Je vais vous parler d’un temps que les moins de vingt ans ne peuvent pas connaître. Une décennie à la botte de la Pretty woman Julia Roberts, bercée par les ondes rythmiques de Bashung et cathodiques de Beverly Hills. Une décennie à la mode non décadente faite de jeans montants et t-shirts raccourcis. Je veux bien sûr parler des années 90s.

Son baccalauréat en poche, Charlotte intègre les bancs de l’ESSEC et monte sur les planches du Cours Florent. L’étudiante finira par clore cette dichotomie académique en abandonnant, sans dramaturgie, le théâtre, mais en gardant comme pour personnage central la mode.

Fraîchement diplômée, Charlotte entre sur la pointe des pieds dans le décor Art déco de la Samaritaine, puis dans un trimestriel de mode en tant que rédactrice en chef adjointe. Toujours à la page et observant la toile tentaculaire que se tisse doucement internet, la jeune femme saute le pas et entre dans une agence de communication digitale dédiée au luxe. Des expériences variées mais toujours avec la mode chevillée au corps et au cœur. 2006 offre une nouvelle dimension à sa carrière. Sarenza, qui n’est alors qu’une jeune start-up comptant une vingtaine de salariés, cherche sa nouvelle directrice marketing. Chaussée de ses souliers porte-bonheur lors du processus de recrutement, Charlotte obtient le poste. Elle pose ainsi durablement ses voûtes plantaires dans l’entreprise, travaille d’arrache-pied pour appréhender la gestion d’équipe et les dernières parts d’ombres du e-commerce.

◆ Travail à faire ◆
Mettez à jour le portrait de Charlotte en reprenant le passage qui débute par « Fraîchement diplômée, Charlotte » et se termine après « d’ombres du e-commerce. », avec « mensuel » à la place de « trimestriel ».

◆ Données fournies ◆
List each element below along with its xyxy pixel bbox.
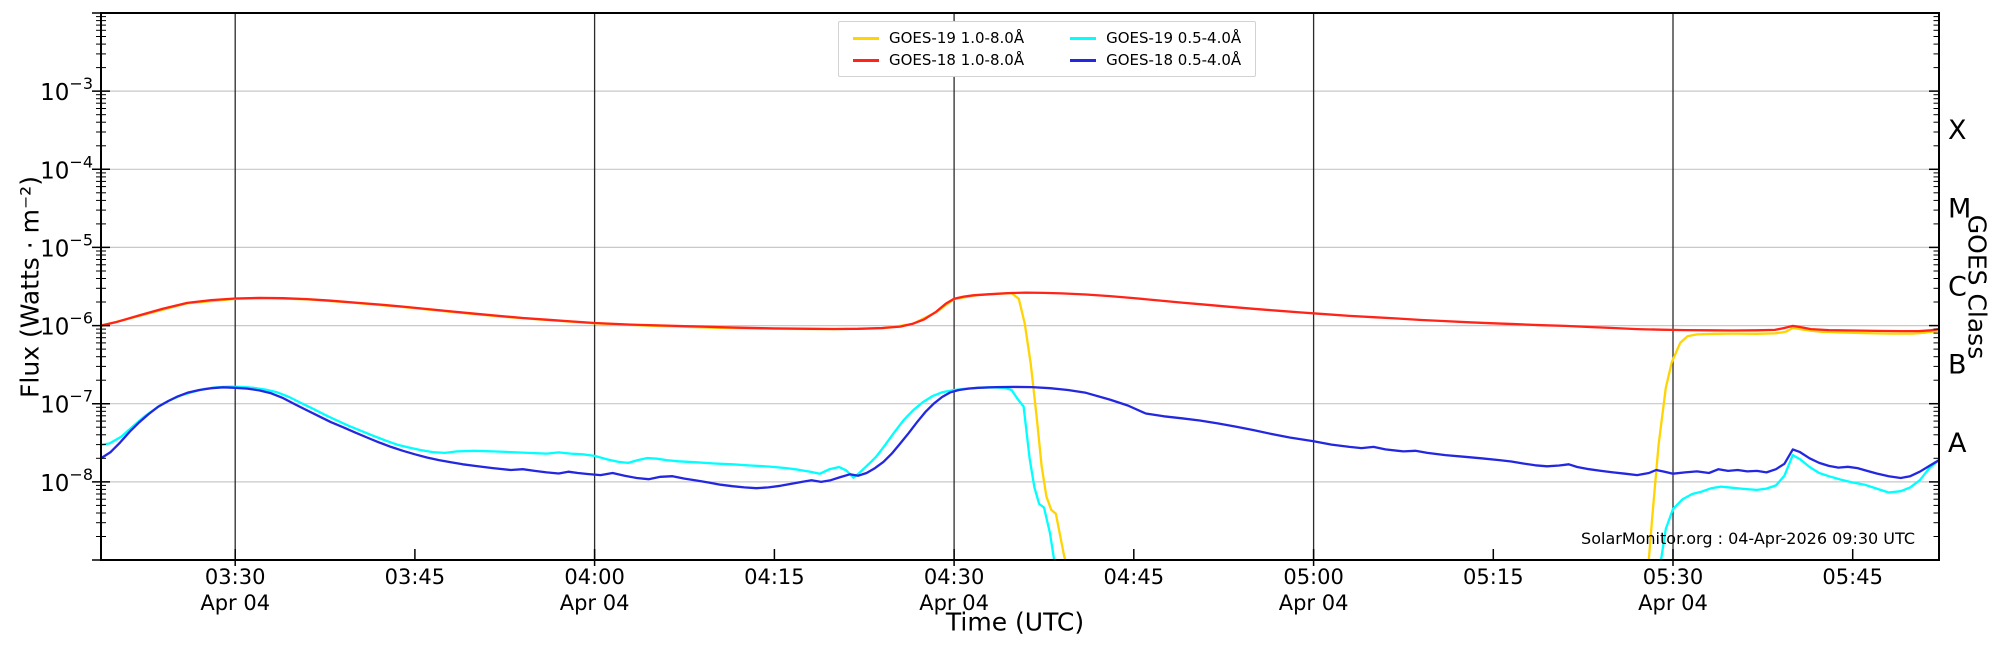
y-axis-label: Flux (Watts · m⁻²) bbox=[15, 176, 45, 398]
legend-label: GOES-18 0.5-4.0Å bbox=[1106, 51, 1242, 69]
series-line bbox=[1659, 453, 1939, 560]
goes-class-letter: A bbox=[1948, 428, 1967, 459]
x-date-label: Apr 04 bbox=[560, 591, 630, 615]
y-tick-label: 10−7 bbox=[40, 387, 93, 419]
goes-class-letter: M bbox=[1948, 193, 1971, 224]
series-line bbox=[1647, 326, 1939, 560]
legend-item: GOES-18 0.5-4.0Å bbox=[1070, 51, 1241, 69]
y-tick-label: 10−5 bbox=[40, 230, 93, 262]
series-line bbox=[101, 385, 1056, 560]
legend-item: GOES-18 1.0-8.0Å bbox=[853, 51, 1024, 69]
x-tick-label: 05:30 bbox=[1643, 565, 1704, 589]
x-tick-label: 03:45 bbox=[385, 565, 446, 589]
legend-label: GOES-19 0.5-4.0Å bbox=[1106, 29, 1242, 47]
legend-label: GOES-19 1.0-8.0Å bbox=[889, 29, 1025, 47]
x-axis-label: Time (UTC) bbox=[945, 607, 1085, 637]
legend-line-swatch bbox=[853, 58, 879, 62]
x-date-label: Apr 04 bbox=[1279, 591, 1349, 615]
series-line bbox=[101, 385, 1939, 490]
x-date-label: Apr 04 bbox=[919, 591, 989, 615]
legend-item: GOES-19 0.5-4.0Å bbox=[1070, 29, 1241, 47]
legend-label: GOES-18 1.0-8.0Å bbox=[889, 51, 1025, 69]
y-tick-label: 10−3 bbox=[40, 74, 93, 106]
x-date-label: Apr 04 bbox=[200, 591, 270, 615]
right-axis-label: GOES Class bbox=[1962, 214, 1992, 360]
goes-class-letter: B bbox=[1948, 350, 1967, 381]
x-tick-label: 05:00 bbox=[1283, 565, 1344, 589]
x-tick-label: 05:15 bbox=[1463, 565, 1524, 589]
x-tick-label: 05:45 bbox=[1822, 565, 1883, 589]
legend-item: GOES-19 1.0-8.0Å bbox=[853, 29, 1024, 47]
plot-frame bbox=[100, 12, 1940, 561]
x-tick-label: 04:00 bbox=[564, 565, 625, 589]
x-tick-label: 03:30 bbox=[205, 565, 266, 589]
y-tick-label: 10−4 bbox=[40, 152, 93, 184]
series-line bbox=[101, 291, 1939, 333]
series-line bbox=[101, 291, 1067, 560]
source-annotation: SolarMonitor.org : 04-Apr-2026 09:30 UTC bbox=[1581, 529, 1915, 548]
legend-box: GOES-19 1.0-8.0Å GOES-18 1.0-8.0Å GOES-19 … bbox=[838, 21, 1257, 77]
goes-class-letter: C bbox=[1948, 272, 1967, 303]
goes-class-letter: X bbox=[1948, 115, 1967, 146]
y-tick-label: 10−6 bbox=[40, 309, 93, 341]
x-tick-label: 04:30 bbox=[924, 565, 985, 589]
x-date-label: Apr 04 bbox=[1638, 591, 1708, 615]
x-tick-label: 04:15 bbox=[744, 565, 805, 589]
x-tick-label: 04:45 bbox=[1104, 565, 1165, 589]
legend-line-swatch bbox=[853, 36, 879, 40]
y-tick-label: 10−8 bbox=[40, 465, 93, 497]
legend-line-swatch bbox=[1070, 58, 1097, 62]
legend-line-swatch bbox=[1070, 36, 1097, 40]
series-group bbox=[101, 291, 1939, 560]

◆ Tâche accomplie ◆
Fraîchement diplômée, Charlotte entre sur la pointe des pieds dans le décor Art déco de la Samaritaine, puis dans un mensuel de mode en tant que rédactrice en chef adjointe. Toujours à la page et observant la toile tentaculaire que se tisse doucement internet, la jeune femme saute le pas et entre dans une agence de communication digitale dédiée au luxe. Des expériences variées mais toujours avec la mode chevillée au corps et au cœur. 2006 offre une nouvelle dimension à sa carrière. Sarenza, qui n’est alors qu’une jeune start-up comptant une vingtaine de salariés, cherche sa nouvelle directrice marketing. Chaussée de ses souliers porte-bonheur lors du processus de recrutement, Charlotte obtient le poste. Elle pose ainsi durablement ses voûtes plantaires dans l’entreprise, travaille d’arrache-pied pour appréhender la gestion d’équipe et les dernières parts d’ombres du e-commerce.